= TASK REQUIREMENTS =
Your answer should be every line from the records that contains "Without".

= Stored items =
* * * * *

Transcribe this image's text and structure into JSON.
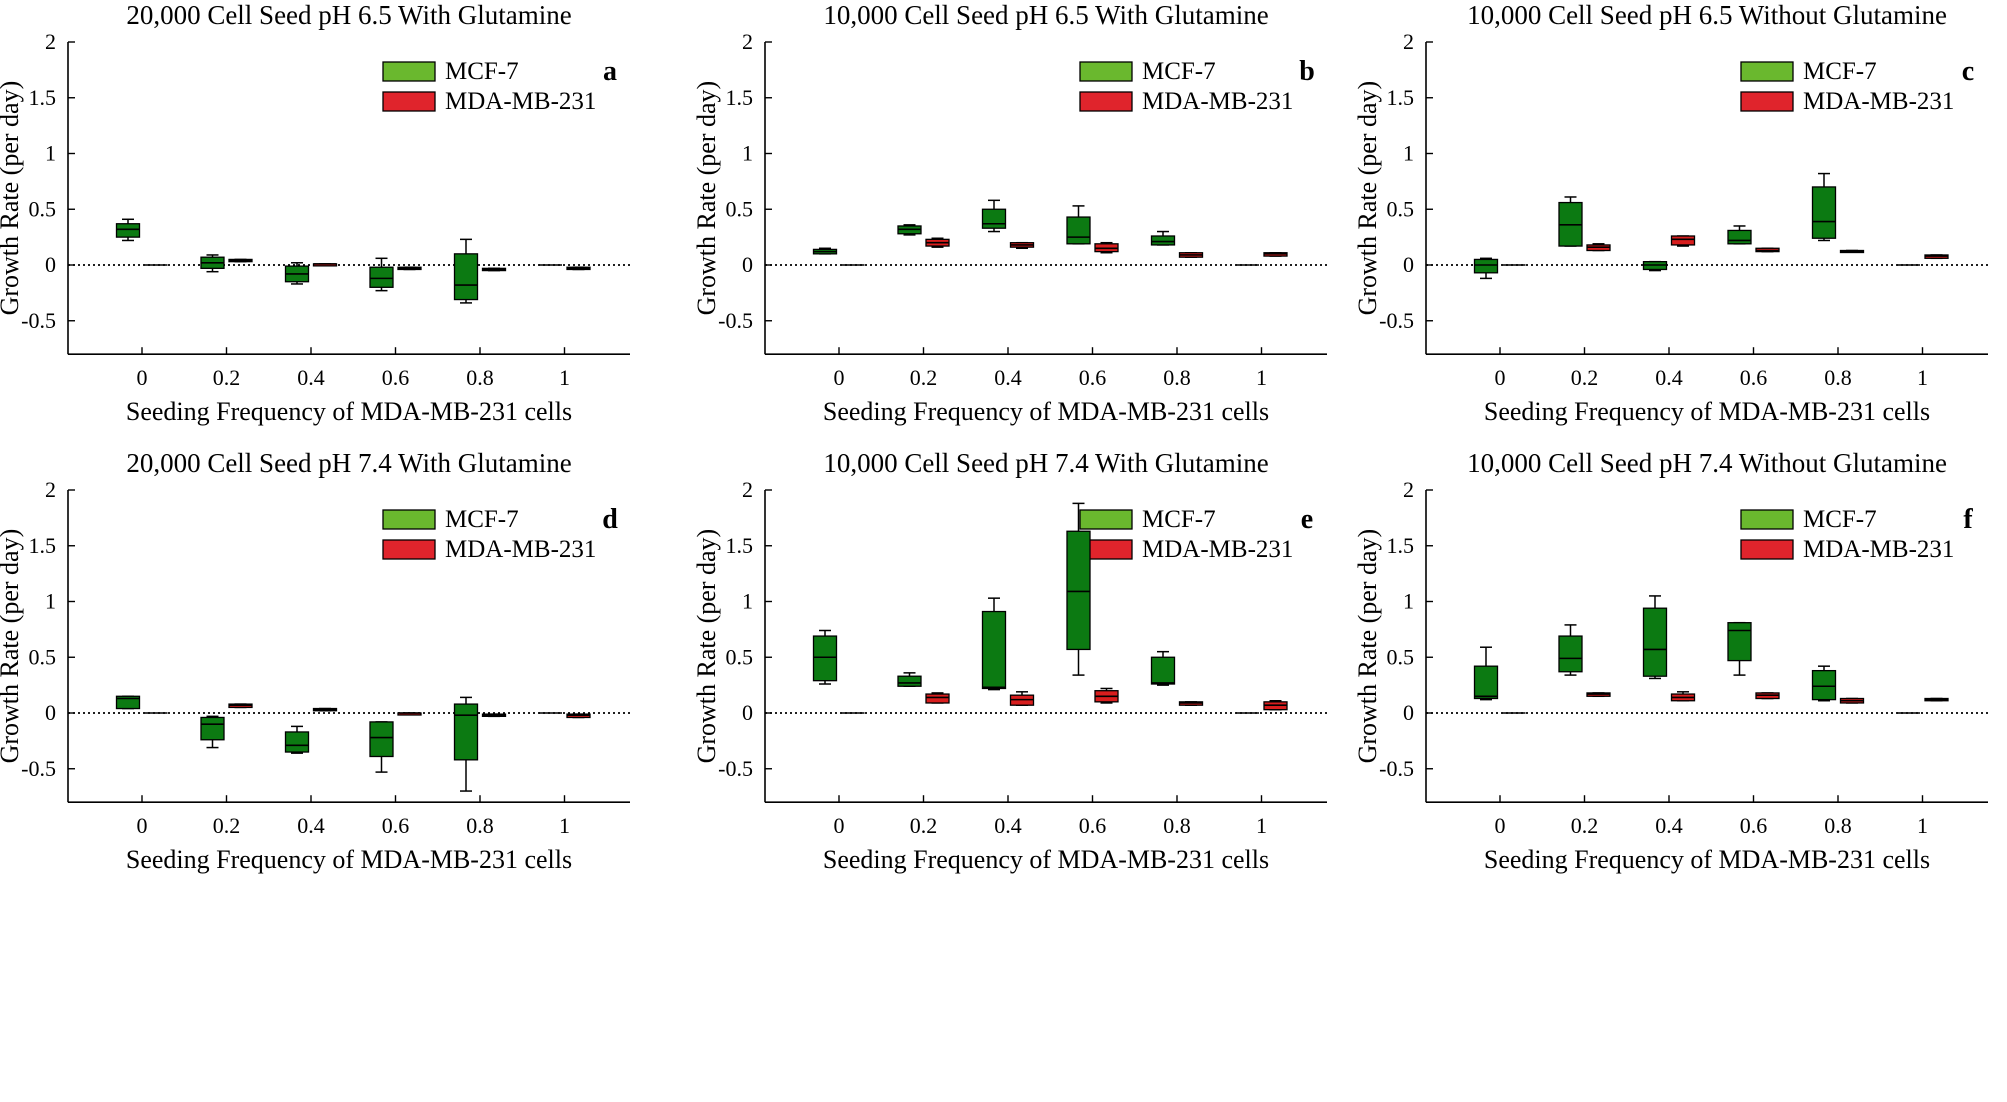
{
  "figure": {
    "colors": {
      "mcf7_fill": "#0c7a12",
      "mcf7_legend": "#6ab82e",
      "mda_fill": "#d81e1e",
      "mda_legend": "#e0242c",
      "axis": "#000000"
    },
    "legend": {
      "mcf7": "MCF-7",
      "mda": "MDA-MB-231"
    },
    "ylabel": "Growth Rate (per day)",
    "xlabel": "Seeding Frequency of MDA-MB-231 cells",
    "yticks": [
      "2",
      "1.5",
      "1",
      "0.5",
      "0",
      "-0.5"
    ],
    "xticks": [
      "0",
      "0.2",
      "0.4",
      "0.6",
      "0.8",
      "1"
    ]
  },
  "chart_data": [
    {
      "type": "box",
      "letter": "a",
      "title": "20,000 Cell Seed pH 6.5 With Glutamine",
      "xlabel": "Seeding Frequency of MDA-MB-231 cells",
      "ylabel": "Growth Rate (per day)",
      "ylim": [
        -0.8,
        2
      ],
      "categories": [
        "0",
        "0.2",
        "0.4",
        "0.6",
        "0.8",
        "1"
      ],
      "series": [
        {
          "name": "MCF-7",
          "boxes": [
            [
              0.22,
              0.25,
              0.32,
              0.37,
              0.41
            ],
            [
              -0.06,
              -0.03,
              0.02,
              0.07,
              0.09
            ],
            [
              -0.17,
              -0.15,
              -0.08,
              -0.01,
              0.02
            ],
            [
              -0.23,
              -0.2,
              -0.12,
              -0.02,
              0.06
            ],
            [
              -0.34,
              -0.31,
              -0.18,
              0.1,
              0.23
            ],
            [
              0,
              0,
              0,
              0,
              0
            ]
          ]
        },
        {
          "name": "MDA-MB-231",
          "boxes": [
            [
              0,
              0,
              0,
              0,
              0
            ],
            [
              0.03,
              0.03,
              0.04,
              0.05,
              0.05
            ],
            [
              0,
              0,
              0.01,
              0.01,
              0.01
            ],
            [
              -0.04,
              -0.04,
              -0.03,
              -0.02,
              -0.02
            ],
            [
              -0.05,
              -0.05,
              -0.04,
              -0.03,
              -0.03
            ],
            [
              -0.04,
              -0.04,
              -0.03,
              -0.02,
              -0.02
            ]
          ]
        }
      ]
    },
    {
      "type": "box",
      "letter": "b",
      "title": "10,000 Cell Seed pH 6.5 With Glutamine",
      "xlabel": "Seeding Frequency of MDA-MB-231 cells",
      "ylabel": "Growth Rate (per day)",
      "ylim": [
        -0.8,
        2
      ],
      "categories": [
        "0",
        "0.2",
        "0.4",
        "0.6",
        "0.8",
        "1"
      ],
      "series": [
        {
          "name": "MCF-7",
          "boxes": [
            [
              0.1,
              0.1,
              0.12,
              0.14,
              0.15
            ],
            [
              0.27,
              0.28,
              0.32,
              0.35,
              0.36
            ],
            [
              0.3,
              0.33,
              0.37,
              0.5,
              0.58
            ],
            [
              0.19,
              0.19,
              0.25,
              0.43,
              0.53
            ],
            [
              0.18,
              0.18,
              0.21,
              0.26,
              0.3
            ],
            [
              0,
              0,
              0,
              0,
              0
            ]
          ]
        },
        {
          "name": "MDA-MB-231",
          "boxes": [
            [
              0,
              0,
              0,
              0,
              0
            ],
            [
              0.16,
              0.17,
              0.2,
              0.23,
              0.24
            ],
            [
              0.15,
              0.16,
              0.18,
              0.2,
              0.2
            ],
            [
              0.11,
              0.12,
              0.15,
              0.19,
              0.2
            ],
            [
              0.07,
              0.07,
              0.09,
              0.11,
              0.11
            ],
            [
              0.08,
              0.08,
              0.1,
              0.11,
              0.11
            ]
          ]
        }
      ]
    },
    {
      "type": "box",
      "letter": "c",
      "title": "10,000 Cell Seed pH 6.5 Without Glutamine",
      "xlabel": "Seeding Frequency of MDA-MB-231 cells",
      "ylabel": "Growth Rate (per day)",
      "ylim": [
        -0.8,
        2
      ],
      "categories": [
        "0",
        "0.2",
        "0.4",
        "0.6",
        "0.8",
        "1"
      ],
      "series": [
        {
          "name": "MCF-7",
          "boxes": [
            [
              -0.12,
              -0.07,
              0,
              0.05,
              0.06
            ],
            [
              0.17,
              0.17,
              0.36,
              0.56,
              0.61
            ],
            [
              -0.05,
              -0.04,
              0,
              0.03,
              0.03
            ],
            [
              0.19,
              0.19,
              0.22,
              0.31,
              0.35
            ],
            [
              0.22,
              0.24,
              0.39,
              0.7,
              0.82
            ],
            [
              0,
              0,
              0,
              0,
              0
            ]
          ]
        },
        {
          "name": "MDA-MB-231",
          "boxes": [
            [
              0,
              0,
              0,
              0,
              0
            ],
            [
              0.13,
              0.13,
              0.16,
              0.18,
              0.19
            ],
            [
              0.17,
              0.18,
              0.23,
              0.26,
              0.26
            ],
            [
              0.12,
              0.12,
              0.13,
              0.15,
              0.15
            ],
            [
              0.12,
              0.12,
              0.12,
              0.13,
              0.13
            ],
            [
              0.06,
              0.06,
              0.08,
              0.09,
              0.09
            ]
          ]
        }
      ]
    },
    {
      "type": "box",
      "letter": "d",
      "title": "20,000 Cell Seed pH 7.4 With Glutamine",
      "xlabel": "Seeding Frequency of MDA-MB-231 cells",
      "ylabel": "Growth Rate (per day)",
      "ylim": [
        -0.8,
        2
      ],
      "categories": [
        "0",
        "0.2",
        "0.4",
        "0.6",
        "0.8",
        "1"
      ],
      "series": [
        {
          "name": "MCF-7",
          "boxes": [
            [
              0.04,
              0.04,
              0.13,
              0.15,
              0.15
            ],
            [
              -0.31,
              -0.24,
              -0.1,
              -0.04,
              -0.03
            ],
            [
              -0.36,
              -0.35,
              -0.29,
              -0.17,
              -0.12
            ],
            [
              -0.53,
              -0.39,
              -0.22,
              -0.08,
              -0.08
            ],
            [
              -0.7,
              -0.42,
              -0.02,
              0.08,
              0.14
            ],
            [
              0,
              0,
              0,
              0,
              0
            ]
          ]
        },
        {
          "name": "MDA-MB-231",
          "boxes": [
            [
              0,
              0,
              0,
              0,
              0
            ],
            [
              0.05,
              0.05,
              0.07,
              0.08,
              0.08
            ],
            [
              0.02,
              0.02,
              0.03,
              0.04,
              0.04
            ],
            [
              -0.01,
              -0.01,
              0,
              0,
              0
            ],
            [
              -0.03,
              -0.03,
              -0.02,
              -0.01,
              -0.01
            ],
            [
              -0.04,
              -0.04,
              -0.02,
              -0.01,
              -0.01
            ]
          ]
        }
      ]
    },
    {
      "type": "box",
      "letter": "e",
      "title": "10,000 Cell Seed pH 7.4 With Glutamine",
      "xlabel": "Seeding Frequency of MDA-MB-231 cells",
      "ylabel": "Growth Rate (per day)",
      "ylim": [
        -0.8,
        2
      ],
      "categories": [
        "0",
        "0.2",
        "0.4",
        "0.6",
        "0.8",
        "1"
      ],
      "series": [
        {
          "name": "MCF-7",
          "boxes": [
            [
              0.26,
              0.29,
              0.5,
              0.69,
              0.74
            ],
            [
              0.24,
              0.24,
              0.27,
              0.33,
              0.36
            ],
            [
              0.21,
              0.22,
              0.23,
              0.91,
              1.03
            ],
            [
              0.34,
              0.57,
              1.09,
              1.63,
              1.88
            ],
            [
              0.25,
              0.26,
              0.27,
              0.5,
              0.55
            ],
            [
              0,
              0,
              0,
              0,
              0
            ]
          ]
        },
        {
          "name": "MDA-MB-231",
          "boxes": [
            [
              0,
              0,
              0,
              0,
              0
            ],
            [
              0.09,
              0.09,
              0.14,
              0.17,
              0.18
            ],
            [
              0.07,
              0.07,
              0.12,
              0.16,
              0.19
            ],
            [
              0.09,
              0.1,
              0.15,
              0.2,
              0.22
            ],
            [
              0.07,
              0.07,
              0.09,
              0.1,
              0.1
            ],
            [
              0.03,
              0.03,
              0.07,
              0.1,
              0.11
            ]
          ]
        }
      ]
    },
    {
      "type": "box",
      "letter": "f",
      "title": "10,000 Cell Seed pH 7.4 Without Glutamine",
      "xlabel": "Seeding Frequency of MDA-MB-231 cells",
      "ylabel": "Growth Rate (per day)",
      "ylim": [
        -0.8,
        2
      ],
      "categories": [
        "0",
        "0.2",
        "0.4",
        "0.6",
        "0.8",
        "1"
      ],
      "series": [
        {
          "name": "MCF-7",
          "boxes": [
            [
              0.12,
              0.13,
              0.15,
              0.42,
              0.59
            ],
            [
              0.34,
              0.37,
              0.49,
              0.69,
              0.79
            ],
            [
              0.31,
              0.33,
              0.57,
              0.94,
              1.05
            ],
            [
              0.34,
              0.47,
              0.74,
              0.81,
              0.81
            ],
            [
              0.11,
              0.12,
              0.24,
              0.38,
              0.42
            ],
            [
              0,
              0,
              0,
              0,
              0
            ]
          ]
        },
        {
          "name": "MDA-MB-231",
          "boxes": [
            [
              0,
              0,
              0,
              0,
              0
            ],
            [
              0.15,
              0.15,
              0.17,
              0.18,
              0.18
            ],
            [
              0.11,
              0.11,
              0.14,
              0.17,
              0.19
            ],
            [
              0.13,
              0.13,
              0.16,
              0.18,
              0.18
            ],
            [
              0.09,
              0.09,
              0.11,
              0.13,
              0.13
            ],
            [
              0.11,
              0.11,
              0.12,
              0.13,
              0.13
            ]
          ]
        }
      ]
    }
  ]
}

* * * * *

= SOLUTION BELOW =
      "title": "10,000 Cell Seed pH 6.5 Without Glutamine",
      "title": "10,000 Cell Seed pH 7.4 Without Glutamine",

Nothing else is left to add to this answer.